-- START OF Data provided --
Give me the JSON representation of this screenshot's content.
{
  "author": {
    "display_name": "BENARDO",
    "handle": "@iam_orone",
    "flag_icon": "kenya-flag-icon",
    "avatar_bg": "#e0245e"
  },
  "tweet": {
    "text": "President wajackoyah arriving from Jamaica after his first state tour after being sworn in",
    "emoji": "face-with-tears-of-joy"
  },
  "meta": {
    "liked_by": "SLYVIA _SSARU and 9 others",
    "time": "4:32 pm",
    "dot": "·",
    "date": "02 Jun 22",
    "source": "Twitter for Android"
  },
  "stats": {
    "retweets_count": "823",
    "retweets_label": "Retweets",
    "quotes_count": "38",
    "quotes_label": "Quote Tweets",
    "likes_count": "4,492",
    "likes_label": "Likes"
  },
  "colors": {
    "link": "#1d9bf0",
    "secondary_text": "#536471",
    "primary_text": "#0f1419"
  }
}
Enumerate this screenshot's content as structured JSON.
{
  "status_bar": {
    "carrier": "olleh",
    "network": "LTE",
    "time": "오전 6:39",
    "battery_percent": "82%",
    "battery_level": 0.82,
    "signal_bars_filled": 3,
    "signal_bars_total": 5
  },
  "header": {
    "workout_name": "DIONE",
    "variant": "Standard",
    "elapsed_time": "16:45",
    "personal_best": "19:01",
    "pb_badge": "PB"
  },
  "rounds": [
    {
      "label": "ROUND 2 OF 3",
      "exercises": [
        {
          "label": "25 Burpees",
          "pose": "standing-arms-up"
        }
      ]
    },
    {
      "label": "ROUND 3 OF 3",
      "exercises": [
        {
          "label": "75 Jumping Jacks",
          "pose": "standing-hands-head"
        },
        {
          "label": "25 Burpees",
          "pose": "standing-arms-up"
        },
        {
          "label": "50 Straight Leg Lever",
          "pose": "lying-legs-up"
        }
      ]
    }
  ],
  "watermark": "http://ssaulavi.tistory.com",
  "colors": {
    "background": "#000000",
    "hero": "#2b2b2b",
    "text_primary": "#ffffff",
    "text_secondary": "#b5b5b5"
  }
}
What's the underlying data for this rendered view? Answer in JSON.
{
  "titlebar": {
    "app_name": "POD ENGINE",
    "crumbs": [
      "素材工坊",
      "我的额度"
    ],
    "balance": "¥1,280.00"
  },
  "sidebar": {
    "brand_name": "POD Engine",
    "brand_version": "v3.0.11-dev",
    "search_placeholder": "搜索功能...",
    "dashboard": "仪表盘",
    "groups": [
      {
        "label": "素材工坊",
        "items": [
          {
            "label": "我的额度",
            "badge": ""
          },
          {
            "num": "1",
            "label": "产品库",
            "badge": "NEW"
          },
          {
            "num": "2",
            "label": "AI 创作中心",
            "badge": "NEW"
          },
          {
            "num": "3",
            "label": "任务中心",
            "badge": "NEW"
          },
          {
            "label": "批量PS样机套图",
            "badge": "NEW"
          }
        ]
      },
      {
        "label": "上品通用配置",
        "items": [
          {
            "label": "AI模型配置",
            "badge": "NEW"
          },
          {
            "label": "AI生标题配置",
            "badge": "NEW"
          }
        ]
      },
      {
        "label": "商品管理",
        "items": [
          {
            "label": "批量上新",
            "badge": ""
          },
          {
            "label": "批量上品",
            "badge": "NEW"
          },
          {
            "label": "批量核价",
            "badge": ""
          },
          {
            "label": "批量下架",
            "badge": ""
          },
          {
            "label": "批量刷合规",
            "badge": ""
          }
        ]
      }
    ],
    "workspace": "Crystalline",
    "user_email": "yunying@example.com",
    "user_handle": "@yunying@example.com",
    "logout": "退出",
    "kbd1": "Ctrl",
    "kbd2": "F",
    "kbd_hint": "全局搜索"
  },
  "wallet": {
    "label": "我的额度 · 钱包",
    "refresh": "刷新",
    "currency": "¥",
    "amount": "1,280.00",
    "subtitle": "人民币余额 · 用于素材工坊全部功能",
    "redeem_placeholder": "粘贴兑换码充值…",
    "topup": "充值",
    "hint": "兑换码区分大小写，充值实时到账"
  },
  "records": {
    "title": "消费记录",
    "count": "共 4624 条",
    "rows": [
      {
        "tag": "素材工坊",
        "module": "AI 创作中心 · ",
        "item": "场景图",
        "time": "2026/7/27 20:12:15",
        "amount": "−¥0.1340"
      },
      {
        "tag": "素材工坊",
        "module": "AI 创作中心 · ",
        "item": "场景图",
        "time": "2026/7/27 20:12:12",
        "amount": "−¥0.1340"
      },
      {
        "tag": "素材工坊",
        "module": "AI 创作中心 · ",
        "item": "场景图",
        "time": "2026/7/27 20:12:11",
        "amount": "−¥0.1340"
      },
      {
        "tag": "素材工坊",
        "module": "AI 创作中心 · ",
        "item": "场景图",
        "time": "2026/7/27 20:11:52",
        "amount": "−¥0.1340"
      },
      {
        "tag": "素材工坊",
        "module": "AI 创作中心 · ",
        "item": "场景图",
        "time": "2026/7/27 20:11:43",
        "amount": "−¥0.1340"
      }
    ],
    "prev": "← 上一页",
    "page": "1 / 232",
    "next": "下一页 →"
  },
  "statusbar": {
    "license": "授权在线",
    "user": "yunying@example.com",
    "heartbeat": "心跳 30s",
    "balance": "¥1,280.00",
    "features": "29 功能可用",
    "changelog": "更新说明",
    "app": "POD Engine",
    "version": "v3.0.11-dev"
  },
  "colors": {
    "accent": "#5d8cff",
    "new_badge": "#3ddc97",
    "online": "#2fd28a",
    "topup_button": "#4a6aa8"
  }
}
-- END OF Data provided --
■ Do this: Locate and copy each line in the data above that includes the word "example".

■ Task solution:
    "user_email": "yunying@example.com",
    "user_handle": "@yunying@example.com",
    "user": "yunying@example.com",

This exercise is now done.